start RAW RECORDS
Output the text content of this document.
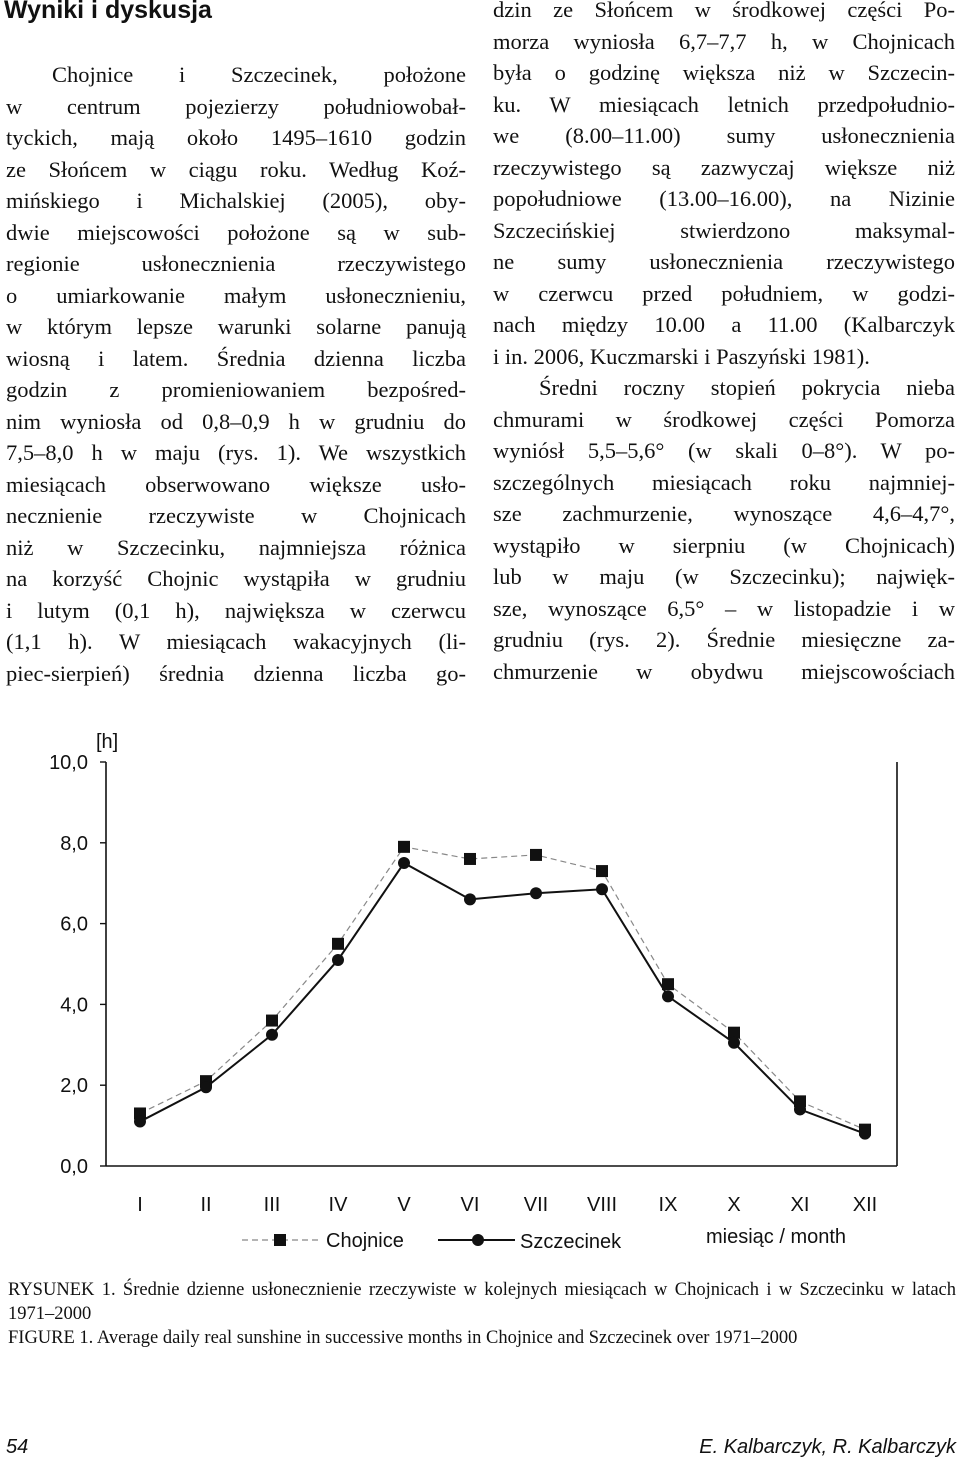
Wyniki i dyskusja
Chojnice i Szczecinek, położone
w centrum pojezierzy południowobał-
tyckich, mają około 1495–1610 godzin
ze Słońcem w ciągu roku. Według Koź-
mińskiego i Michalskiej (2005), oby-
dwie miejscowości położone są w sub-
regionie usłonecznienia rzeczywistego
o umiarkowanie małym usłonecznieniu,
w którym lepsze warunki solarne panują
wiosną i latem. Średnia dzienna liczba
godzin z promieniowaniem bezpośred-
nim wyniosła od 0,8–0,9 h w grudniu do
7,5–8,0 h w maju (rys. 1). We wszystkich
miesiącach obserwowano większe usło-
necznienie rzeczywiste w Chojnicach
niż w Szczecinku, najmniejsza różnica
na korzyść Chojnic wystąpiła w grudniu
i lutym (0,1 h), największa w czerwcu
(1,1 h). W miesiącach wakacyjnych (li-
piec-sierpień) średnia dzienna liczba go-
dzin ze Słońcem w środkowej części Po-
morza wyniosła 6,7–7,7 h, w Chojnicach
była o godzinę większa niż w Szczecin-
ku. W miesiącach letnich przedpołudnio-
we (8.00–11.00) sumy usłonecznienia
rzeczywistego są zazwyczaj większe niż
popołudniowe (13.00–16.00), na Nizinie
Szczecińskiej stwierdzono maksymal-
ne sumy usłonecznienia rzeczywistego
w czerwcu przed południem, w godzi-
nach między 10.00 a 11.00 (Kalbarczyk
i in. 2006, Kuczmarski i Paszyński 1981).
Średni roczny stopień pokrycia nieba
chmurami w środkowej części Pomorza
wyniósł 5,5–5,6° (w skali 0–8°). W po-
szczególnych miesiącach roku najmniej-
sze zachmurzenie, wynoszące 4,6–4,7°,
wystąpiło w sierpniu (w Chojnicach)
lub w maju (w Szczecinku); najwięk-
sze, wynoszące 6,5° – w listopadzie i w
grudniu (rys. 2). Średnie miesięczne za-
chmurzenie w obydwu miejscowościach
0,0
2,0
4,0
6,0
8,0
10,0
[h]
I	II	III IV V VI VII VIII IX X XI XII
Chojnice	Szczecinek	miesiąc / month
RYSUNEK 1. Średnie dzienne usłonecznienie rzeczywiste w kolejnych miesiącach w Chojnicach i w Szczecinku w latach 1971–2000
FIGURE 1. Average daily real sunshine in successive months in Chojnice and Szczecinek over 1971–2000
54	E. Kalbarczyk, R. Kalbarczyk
end RAW RECORDS
**TASK PROMPT:**
Extract each line holding the string "Słońcem".

**RESULT OF THIS EXERCISE:**
ze Słońcem w ciągu roku. Według Koź-
dzin ze Słońcem w środkowej części Po-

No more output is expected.